Figure contents as structured data
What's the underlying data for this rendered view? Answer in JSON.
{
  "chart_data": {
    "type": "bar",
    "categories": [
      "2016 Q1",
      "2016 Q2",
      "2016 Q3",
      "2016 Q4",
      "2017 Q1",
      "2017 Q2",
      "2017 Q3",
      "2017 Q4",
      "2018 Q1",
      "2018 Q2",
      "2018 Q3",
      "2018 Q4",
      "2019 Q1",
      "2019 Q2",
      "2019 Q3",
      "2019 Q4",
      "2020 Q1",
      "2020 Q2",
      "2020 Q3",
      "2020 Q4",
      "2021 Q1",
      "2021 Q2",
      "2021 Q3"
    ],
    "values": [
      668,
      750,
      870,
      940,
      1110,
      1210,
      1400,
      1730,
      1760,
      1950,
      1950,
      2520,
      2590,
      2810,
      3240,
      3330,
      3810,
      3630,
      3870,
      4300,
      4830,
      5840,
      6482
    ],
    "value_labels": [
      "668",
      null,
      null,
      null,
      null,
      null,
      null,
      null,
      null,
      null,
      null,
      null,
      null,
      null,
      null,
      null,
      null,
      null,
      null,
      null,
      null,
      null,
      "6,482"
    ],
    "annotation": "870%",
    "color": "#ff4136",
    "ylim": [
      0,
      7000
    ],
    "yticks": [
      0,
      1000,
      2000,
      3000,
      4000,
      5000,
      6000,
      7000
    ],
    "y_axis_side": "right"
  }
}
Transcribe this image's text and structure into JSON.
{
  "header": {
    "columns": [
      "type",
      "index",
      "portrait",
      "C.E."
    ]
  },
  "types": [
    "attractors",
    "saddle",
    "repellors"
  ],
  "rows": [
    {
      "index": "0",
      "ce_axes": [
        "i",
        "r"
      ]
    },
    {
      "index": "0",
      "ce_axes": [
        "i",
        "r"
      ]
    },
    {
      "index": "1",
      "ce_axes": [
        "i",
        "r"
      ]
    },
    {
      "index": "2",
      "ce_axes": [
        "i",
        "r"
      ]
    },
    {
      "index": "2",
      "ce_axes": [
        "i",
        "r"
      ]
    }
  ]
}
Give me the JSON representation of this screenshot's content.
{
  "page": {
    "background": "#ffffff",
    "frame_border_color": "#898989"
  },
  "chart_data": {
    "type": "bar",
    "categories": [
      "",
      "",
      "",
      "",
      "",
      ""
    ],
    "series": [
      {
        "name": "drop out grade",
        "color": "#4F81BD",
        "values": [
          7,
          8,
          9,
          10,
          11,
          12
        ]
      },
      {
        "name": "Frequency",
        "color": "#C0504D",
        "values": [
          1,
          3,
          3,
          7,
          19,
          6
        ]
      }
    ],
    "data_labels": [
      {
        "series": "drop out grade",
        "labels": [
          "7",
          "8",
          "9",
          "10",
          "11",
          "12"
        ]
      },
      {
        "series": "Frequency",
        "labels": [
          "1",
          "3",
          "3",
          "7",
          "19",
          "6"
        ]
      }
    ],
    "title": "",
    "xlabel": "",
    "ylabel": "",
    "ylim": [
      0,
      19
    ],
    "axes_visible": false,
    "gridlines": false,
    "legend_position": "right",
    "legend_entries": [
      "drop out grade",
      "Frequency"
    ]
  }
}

DIRECTIONS — Report all lines of the data that include the word "right".

PROBLEM SOLUTION —
    "y_axis_side": "right"
    "legend_position": "right",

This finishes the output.